EXERCISE INSTRUCTIONS –
Keep every line where the word "description" appears; drop the rest.

RECORDS SUPPLIED –
************
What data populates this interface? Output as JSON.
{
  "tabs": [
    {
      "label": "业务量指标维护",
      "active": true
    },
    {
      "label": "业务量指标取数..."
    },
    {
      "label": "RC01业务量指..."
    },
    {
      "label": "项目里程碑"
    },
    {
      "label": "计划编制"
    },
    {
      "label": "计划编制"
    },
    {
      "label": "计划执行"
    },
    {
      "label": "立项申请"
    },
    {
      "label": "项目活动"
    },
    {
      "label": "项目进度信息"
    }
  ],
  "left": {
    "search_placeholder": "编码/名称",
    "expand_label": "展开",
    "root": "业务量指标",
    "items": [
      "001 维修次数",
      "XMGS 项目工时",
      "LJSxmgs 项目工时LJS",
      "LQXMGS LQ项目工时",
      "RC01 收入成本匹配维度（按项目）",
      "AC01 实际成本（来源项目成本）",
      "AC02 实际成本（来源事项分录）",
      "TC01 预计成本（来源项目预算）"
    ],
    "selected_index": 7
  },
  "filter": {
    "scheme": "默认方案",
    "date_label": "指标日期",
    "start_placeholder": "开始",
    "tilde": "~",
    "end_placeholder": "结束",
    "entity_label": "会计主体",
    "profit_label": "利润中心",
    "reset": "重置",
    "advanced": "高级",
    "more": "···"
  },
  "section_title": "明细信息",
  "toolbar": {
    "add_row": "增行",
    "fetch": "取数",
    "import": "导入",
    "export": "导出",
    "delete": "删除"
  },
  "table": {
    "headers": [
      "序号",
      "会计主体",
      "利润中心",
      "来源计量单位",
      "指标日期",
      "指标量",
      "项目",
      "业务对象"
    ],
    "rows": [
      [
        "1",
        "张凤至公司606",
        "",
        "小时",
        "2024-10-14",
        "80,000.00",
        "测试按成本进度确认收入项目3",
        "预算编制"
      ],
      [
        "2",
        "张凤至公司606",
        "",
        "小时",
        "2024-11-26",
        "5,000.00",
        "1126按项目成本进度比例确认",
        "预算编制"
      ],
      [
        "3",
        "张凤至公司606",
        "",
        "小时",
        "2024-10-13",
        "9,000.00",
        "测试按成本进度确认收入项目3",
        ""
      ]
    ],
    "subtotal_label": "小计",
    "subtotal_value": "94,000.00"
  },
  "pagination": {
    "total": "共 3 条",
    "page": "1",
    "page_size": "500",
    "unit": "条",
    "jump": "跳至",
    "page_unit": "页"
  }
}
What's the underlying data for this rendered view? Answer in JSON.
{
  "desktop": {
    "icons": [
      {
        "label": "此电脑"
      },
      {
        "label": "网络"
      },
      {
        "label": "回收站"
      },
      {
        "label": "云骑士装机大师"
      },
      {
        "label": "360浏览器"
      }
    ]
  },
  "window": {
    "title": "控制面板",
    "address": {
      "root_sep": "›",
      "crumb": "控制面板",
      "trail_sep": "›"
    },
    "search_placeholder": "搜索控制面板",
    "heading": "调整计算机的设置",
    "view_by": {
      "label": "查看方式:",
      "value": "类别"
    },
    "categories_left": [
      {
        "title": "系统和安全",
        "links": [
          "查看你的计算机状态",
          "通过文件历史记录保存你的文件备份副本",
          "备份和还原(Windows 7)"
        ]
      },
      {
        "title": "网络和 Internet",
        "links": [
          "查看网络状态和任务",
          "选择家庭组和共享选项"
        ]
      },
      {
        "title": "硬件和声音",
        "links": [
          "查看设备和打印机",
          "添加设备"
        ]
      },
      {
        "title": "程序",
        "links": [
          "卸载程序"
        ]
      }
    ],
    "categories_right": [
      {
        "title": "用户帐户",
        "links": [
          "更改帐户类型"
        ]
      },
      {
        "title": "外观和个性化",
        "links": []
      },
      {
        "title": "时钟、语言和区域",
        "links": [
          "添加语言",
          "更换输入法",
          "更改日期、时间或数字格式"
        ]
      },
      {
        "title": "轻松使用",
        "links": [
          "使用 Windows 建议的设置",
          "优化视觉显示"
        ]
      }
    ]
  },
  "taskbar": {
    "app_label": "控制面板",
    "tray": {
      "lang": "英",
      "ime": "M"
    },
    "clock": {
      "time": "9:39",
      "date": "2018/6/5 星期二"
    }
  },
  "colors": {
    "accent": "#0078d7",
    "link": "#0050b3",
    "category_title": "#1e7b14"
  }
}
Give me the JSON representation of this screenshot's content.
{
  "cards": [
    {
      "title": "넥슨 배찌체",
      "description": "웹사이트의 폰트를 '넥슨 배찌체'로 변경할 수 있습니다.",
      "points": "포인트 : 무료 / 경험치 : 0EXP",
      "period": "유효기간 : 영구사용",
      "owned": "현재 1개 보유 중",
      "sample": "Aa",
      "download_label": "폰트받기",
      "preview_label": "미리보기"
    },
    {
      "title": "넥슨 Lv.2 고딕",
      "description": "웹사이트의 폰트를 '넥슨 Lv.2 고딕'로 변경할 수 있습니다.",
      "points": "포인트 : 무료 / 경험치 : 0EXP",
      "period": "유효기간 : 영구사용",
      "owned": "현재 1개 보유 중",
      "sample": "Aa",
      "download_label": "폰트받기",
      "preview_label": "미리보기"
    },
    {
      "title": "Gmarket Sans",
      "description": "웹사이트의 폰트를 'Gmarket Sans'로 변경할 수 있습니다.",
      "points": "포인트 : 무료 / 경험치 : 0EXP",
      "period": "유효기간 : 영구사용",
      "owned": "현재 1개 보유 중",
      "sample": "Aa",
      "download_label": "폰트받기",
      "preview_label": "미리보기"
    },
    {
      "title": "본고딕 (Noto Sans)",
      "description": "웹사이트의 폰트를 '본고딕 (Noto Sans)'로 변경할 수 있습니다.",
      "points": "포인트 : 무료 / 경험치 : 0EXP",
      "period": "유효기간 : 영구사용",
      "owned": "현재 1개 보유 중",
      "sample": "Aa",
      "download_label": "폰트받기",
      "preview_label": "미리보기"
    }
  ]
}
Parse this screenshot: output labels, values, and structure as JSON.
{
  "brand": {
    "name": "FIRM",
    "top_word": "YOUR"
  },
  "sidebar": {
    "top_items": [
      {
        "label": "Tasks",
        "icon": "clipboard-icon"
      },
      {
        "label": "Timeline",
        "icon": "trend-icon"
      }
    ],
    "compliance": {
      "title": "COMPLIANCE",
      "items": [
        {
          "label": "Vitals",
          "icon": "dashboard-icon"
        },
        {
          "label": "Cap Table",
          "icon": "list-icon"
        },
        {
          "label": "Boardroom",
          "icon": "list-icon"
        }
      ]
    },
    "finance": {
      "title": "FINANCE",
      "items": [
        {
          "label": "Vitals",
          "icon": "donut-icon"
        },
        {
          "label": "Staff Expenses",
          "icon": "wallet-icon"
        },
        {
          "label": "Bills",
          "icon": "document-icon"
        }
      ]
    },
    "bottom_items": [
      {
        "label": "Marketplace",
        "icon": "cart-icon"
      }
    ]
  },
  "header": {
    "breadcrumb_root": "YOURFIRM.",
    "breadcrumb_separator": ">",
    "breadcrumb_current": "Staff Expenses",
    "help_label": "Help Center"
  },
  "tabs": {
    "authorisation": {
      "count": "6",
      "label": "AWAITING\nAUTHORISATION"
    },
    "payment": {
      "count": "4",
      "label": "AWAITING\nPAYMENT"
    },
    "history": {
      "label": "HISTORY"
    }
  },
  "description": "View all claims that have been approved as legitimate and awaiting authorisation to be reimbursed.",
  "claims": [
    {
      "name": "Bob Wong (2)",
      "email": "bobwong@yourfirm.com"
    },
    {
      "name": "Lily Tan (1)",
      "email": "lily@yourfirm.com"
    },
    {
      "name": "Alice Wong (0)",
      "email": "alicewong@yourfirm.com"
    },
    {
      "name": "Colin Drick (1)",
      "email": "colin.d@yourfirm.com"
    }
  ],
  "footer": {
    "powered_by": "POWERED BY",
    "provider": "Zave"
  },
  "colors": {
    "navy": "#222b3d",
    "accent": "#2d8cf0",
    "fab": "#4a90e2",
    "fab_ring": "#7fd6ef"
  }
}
************
SOLUTION TO THIS PROBLEM –
      "description": "웹사이트의 폰트를 '넥슨 배찌체'로 변경할 수 있습니다.",
      "description": "웹사이트의 폰트를 '넥슨 Lv.2 고딕'로 변경할 수 있습니다.",
      "description": "웹사이트의 폰트를 'Gmarket Sans'로 변경할 수 있습니다.",
      "description": "웹사이트의 폰트를 '본고딕 (Noto Sans)'로 변경할 수 있습니다.",
  "description": "View all claims that have been approved as legitimate and awaiting authorisation to be reimbursed.",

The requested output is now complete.